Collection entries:
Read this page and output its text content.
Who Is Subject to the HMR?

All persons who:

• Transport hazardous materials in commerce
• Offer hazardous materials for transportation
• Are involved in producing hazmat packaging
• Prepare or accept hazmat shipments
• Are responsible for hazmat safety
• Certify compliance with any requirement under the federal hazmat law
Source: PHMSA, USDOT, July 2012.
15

**TO BE DONE:**
Set down every line of the listing above again, exactly as given.

**FINAL RESULT:**
Read this page and output its text content.
Who Is Subject to the HMR?

All persons who:

• Transport hazardous materials in commerce
• Offer hazardous materials for transportation
• Are involved in producing hazmat packaging
• Prepare or accept hazmat shipments
• Are responsible for hazmat safety
• Certify compliance with any requirement under the federal hazmat law
Source: PHMSA, USDOT, July 2012.
15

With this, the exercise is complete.